→ Exercise details
Using the records provided below, locate and copy each line that contains the word "України".

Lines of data
:::::

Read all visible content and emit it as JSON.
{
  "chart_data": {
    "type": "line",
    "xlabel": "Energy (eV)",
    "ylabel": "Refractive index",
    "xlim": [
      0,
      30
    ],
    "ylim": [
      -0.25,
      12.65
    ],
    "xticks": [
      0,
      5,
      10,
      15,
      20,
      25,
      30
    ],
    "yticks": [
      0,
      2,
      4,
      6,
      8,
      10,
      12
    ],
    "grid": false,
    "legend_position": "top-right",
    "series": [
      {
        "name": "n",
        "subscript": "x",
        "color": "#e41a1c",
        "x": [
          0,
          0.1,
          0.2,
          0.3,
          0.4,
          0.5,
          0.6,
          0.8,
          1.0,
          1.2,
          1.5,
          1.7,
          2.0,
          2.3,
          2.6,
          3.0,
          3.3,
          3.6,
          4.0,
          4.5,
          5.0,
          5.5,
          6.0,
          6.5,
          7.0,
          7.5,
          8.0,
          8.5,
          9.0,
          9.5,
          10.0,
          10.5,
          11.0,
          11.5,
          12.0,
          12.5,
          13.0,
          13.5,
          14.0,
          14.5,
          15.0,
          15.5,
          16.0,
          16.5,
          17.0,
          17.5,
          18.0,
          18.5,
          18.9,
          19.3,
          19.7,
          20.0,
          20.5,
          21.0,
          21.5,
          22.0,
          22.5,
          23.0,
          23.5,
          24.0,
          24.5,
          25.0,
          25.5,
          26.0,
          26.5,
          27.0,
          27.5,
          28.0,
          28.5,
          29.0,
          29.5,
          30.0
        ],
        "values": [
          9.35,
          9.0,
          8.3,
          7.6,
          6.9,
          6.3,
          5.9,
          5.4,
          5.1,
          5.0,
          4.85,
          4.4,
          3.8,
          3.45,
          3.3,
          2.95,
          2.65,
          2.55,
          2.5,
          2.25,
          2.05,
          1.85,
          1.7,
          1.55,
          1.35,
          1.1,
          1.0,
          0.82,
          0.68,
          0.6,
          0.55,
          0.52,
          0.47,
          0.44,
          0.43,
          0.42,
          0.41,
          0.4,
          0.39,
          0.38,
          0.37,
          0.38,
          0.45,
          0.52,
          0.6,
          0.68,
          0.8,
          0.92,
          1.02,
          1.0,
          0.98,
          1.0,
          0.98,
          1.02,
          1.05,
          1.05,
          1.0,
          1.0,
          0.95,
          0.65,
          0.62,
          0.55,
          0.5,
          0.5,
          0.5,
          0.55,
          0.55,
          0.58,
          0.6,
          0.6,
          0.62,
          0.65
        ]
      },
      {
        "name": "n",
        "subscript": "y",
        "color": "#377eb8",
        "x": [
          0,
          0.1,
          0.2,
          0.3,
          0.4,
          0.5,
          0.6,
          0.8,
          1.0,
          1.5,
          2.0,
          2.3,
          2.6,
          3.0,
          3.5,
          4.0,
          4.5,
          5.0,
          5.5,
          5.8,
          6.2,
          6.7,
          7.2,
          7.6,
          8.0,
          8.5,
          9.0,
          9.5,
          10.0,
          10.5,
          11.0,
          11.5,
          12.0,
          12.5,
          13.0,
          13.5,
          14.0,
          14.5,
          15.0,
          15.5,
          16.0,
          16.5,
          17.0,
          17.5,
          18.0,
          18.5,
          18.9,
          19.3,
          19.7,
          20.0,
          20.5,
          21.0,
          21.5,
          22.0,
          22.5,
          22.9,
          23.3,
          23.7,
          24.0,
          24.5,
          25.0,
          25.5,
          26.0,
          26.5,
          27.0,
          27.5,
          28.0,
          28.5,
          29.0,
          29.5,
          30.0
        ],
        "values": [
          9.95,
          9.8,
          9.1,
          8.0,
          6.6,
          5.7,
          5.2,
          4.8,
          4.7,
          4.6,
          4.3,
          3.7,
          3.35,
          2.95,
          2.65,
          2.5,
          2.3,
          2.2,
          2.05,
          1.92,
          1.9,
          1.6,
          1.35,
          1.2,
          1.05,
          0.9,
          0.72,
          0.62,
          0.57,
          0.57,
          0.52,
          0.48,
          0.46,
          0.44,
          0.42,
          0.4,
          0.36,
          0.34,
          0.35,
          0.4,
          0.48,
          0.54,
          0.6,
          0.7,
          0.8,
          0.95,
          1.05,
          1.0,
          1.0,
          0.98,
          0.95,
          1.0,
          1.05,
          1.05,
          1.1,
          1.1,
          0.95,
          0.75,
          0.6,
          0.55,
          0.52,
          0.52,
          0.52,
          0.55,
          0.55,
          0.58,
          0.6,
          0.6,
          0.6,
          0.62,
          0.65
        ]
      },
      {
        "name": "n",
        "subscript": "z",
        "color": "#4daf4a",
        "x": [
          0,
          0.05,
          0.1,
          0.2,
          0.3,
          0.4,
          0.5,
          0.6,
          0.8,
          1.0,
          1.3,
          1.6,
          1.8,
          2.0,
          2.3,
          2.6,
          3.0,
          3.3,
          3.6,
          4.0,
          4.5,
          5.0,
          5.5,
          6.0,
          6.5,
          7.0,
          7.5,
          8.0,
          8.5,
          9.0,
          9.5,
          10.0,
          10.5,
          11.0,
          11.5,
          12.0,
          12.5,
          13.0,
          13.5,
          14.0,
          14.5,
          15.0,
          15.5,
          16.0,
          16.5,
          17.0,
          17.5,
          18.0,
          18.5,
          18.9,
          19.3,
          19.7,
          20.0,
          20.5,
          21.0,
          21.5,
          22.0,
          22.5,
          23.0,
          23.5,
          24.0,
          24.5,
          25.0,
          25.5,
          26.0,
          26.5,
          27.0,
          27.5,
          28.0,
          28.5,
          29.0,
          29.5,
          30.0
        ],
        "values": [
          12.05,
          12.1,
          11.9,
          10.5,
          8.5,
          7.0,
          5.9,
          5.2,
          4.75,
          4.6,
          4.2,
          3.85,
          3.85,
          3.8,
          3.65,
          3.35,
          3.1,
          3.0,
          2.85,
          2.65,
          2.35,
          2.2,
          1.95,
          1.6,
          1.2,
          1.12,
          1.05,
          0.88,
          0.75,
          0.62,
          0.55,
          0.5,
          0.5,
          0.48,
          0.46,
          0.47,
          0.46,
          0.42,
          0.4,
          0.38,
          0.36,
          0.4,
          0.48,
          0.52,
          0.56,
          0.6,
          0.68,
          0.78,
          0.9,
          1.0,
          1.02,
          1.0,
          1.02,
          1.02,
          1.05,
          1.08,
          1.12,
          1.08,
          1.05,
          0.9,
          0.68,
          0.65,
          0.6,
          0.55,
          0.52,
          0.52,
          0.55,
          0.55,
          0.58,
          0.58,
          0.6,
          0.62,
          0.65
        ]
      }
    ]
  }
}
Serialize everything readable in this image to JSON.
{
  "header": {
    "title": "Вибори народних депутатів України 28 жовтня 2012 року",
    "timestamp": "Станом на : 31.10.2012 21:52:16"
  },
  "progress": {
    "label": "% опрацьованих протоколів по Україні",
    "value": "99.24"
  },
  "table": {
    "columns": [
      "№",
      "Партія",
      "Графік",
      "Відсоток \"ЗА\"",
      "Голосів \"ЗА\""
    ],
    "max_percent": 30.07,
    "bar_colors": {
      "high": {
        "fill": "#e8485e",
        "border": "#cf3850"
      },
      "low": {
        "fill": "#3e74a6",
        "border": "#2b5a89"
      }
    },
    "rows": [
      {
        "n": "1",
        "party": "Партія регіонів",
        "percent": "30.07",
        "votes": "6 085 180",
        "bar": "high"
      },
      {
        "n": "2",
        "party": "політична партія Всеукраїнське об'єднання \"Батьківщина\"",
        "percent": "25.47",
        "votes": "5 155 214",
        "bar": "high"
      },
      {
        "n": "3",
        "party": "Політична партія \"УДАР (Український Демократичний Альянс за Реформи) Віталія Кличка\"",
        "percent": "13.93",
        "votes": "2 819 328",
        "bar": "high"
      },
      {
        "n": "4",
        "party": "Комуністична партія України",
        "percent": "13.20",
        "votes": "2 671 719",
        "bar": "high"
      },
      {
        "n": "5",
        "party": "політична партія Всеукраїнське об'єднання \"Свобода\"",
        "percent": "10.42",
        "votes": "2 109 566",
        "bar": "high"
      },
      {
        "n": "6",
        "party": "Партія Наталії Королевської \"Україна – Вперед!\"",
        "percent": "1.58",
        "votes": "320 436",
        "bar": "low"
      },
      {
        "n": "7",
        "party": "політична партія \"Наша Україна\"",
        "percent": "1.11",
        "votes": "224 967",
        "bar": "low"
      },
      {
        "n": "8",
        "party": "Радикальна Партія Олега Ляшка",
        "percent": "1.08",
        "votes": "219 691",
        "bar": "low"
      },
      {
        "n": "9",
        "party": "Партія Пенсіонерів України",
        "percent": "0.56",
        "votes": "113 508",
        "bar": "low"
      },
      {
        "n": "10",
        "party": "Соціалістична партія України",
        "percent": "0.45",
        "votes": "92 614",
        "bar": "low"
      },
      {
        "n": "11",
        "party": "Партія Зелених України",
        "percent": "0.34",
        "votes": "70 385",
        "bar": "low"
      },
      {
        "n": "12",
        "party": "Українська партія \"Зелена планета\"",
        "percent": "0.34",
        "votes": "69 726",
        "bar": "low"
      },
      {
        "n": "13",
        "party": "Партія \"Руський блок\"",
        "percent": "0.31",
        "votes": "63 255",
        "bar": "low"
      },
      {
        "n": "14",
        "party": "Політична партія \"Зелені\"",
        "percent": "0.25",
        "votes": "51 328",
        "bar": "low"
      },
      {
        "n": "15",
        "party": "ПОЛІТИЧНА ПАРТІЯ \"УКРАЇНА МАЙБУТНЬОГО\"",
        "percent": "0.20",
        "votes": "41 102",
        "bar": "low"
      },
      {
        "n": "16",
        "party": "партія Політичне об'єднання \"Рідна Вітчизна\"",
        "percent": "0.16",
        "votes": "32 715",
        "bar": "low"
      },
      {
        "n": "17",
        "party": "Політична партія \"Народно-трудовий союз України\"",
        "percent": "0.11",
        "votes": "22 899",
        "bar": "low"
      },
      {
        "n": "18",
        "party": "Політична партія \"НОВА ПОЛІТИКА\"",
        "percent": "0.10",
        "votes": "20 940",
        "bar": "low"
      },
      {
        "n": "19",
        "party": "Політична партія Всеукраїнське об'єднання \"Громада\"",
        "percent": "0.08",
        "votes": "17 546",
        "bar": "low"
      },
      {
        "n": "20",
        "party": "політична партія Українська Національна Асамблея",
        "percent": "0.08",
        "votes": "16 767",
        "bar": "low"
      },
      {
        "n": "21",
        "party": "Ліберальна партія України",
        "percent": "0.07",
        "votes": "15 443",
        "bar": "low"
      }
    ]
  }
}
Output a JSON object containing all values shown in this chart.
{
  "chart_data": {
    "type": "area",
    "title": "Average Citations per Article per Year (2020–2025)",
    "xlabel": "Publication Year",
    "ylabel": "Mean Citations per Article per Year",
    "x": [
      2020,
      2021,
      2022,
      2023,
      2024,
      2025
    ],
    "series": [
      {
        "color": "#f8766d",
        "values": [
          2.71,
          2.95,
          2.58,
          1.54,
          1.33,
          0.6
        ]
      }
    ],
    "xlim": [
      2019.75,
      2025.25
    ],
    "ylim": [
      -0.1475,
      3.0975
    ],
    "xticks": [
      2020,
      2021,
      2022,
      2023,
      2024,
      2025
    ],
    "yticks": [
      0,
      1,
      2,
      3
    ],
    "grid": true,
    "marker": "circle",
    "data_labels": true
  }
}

:::::

→ Solution
    "title": "Вибори народних депутатів України 28 жовтня 2012 року",
        "party": "Комуністична партія України",
        "party": "Партія Пенсіонерів України",
        "party": "Соціалістична партія України",
        "party": "Партія Зелених України",
        "party": "Політична партія \"Народно-трудовий союз України\"",
        "party": "Ліберальна партія України",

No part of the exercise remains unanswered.